▽

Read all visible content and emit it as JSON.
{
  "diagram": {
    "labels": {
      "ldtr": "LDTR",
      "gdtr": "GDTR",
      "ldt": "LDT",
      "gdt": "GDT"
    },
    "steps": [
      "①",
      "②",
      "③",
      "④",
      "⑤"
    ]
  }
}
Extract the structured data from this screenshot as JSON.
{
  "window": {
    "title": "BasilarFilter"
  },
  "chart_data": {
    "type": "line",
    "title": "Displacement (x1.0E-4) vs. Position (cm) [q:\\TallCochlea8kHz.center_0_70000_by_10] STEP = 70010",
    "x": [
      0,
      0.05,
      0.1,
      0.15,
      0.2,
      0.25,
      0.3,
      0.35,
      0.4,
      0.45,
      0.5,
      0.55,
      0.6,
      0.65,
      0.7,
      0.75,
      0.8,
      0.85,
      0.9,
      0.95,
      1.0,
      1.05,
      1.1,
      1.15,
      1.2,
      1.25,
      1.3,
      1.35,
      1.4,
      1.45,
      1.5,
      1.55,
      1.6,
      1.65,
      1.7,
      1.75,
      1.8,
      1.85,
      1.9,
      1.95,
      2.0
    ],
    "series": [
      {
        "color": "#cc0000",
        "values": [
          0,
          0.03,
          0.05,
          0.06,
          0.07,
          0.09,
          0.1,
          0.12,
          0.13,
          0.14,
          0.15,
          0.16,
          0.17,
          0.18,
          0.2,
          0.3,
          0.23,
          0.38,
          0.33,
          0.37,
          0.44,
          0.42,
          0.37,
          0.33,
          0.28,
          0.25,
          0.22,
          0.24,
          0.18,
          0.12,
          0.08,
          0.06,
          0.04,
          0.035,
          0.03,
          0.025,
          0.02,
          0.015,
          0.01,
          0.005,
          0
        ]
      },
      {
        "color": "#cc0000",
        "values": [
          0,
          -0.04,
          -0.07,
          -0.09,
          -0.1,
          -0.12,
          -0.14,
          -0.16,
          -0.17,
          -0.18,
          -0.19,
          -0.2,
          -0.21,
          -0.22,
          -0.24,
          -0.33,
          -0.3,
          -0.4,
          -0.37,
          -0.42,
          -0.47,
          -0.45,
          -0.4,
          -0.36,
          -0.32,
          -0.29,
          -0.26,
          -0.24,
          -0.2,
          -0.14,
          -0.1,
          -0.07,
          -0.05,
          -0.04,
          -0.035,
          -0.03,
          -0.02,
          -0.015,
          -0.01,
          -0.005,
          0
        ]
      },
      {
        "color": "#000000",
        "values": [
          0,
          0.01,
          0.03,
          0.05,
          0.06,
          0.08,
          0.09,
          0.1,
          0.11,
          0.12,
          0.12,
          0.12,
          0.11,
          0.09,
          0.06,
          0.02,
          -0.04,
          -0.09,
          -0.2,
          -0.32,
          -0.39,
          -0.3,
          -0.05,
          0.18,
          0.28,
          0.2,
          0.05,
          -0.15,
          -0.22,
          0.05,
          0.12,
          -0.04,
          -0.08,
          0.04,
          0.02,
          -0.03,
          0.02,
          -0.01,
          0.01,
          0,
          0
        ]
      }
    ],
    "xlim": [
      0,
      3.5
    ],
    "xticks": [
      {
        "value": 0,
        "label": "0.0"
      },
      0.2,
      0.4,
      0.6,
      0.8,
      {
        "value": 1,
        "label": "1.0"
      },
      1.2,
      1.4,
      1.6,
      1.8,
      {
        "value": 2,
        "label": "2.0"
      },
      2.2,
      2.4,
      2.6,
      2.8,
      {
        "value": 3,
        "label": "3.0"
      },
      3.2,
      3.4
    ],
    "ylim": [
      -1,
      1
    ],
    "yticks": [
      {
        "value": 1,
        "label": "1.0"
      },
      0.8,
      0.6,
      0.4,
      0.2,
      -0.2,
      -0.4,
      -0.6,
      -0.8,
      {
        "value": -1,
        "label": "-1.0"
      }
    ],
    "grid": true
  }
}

△

What needs to be done -> Output the entries exactly.

Reply ->
Read all visible content and emit it as JSON.
{
  "diagram": {
    "labels": {
      "ldtr": "LDTR",
      "gdtr": "GDTR",
      "ldt": "LDT",
      "gdt": "GDT"
    },
    "steps": [
      "①",
      "②",
      "③",
      "④",
      "⑤"
    ]
  }
}
Extract the structured data from this screenshot as JSON.
{
  "window": {
    "title": "BasilarFilter"
  },
  "chart_data": {
    "type": "line",
    "title": "Displacement (x1.0E-4) vs. Position (cm) [q:\\TallCochlea8kHz.center_0_70000_by_10] STEP = 70010",
    "x": [
      0,
      0.05,
      0.1,
      0.15,
      0.2,
      0.25,
      0.3,
      0.35,
      0.4,
      0.45,
      0.5,
      0.55,
      0.6,
      0.65,
      0.7,
      0.75,
      0.8,
      0.85,
      0.9,
      0.95,
      1.0,
      1.05,
      1.1,
      1.15,
      1.2,
      1.25,
      1.3,
      1.35,
      1.4,
      1.45,
      1.5,
      1.55,
      1.6,
      1.65,
      1.7,
      1.75,
      1.8,
      1.85,
      1.9,
      1.95,
      2.0
    ],
    "series": [
      {
        "color": "#cc0000",
        "values": [
          0,
          0.03,
          0.05,
          0.06,
          0.07,
          0.09,
          0.1,
          0.12,
          0.13,
          0.14,
          0.15,
          0.16,
          0.17,
          0.18,
          0.2,
          0.3,
          0.23,
          0.38,
          0.33,
          0.37,
          0.44,
          0.42,
          0.37,
          0.33,
          0.28,
          0.25,
          0.22,
          0.24,
          0.18,
          0.12,
          0.08,
          0.06,
          0.04,
          0.035,
          0.03,
          0.025,
          0.02,
          0.015,
          0.01,
          0.005,
          0
        ]
      },
      {
        "color": "#cc0000",
        "values": [
          0,
          -0.04,
          -0.07,
          -0.09,
          -0.1,
          -0.12,
          -0.14,
          -0.16,
          -0.17,
          -0.18,
          -0.19,
          -0.2,
          -0.21,
          -0.22,
          -0.24,
          -0.33,
          -0.3,
          -0.4,
          -0.37,
          -0.42,
          -0.47,
          -0.45,
          -0.4,
          -0.36,
          -0.32,
          -0.29,
          -0.26,
          -0.24,
          -0.2,
          -0.14,
          -0.1,
          -0.07,
          -0.05,
          -0.04,
          -0.035,
          -0.03,
          -0.02,
          -0.015,
          -0.01,
          -0.005,
          0
        ]
      },
      {
        "color": "#000000",
        "values": [
          0,
          0.01,
          0.03,
          0.05,
          0.06,
          0.08,
          0.09,
          0.1,
          0.11,
          0.12,
          0.12,
          0.12,
          0.11,
          0.09,
          0.06,
          0.02,
          -0.04,
          -0.09,
          -0.2,
          -0.32,
          -0.39,
          -0.3,
          -0.05,
          0.18,
          0.28,
          0.2,
          0.05,
          -0.15,
          -0.22,
          0.05,
          0.12,
          -0.04,
          -0.08,
          0.04,
          0.02,
          -0.03,
          0.02,
          -0.01,
          0.01,
          0,
          0
        ]
      }
    ],
    "xlim": [
      0,
      3.5
    ],
    "xticks": [
      {
        "value": 0,
        "label": "0.0"
      },
      0.2,
      0.4,
      0.6,
      0.8,
      {
        "value": 1,
        "label": "1.0"
      },
      1.2,
      1.4,
      1.6,
      1.8,
      {
        "value": 2,
        "label": "2.0"
      },
      2.2,
      2.4,
      2.6,
      2.8,
      {
        "value": 3,
        "label": "3.0"
      },
      3.2,
      3.4
    ],
    "ylim": [
      -1,
      1
    ],
    "yticks": [
      {
        "value": 1,
        "label": "1.0"
      },
      0.8,
      0.6,
      0.4,
      0.2,
      -0.2,
      -0.4,
      -0.6,
      -0.8,
      {
        "value": -1,
        "label": "-1.0"
      }
    ],
    "grid": true
  }
}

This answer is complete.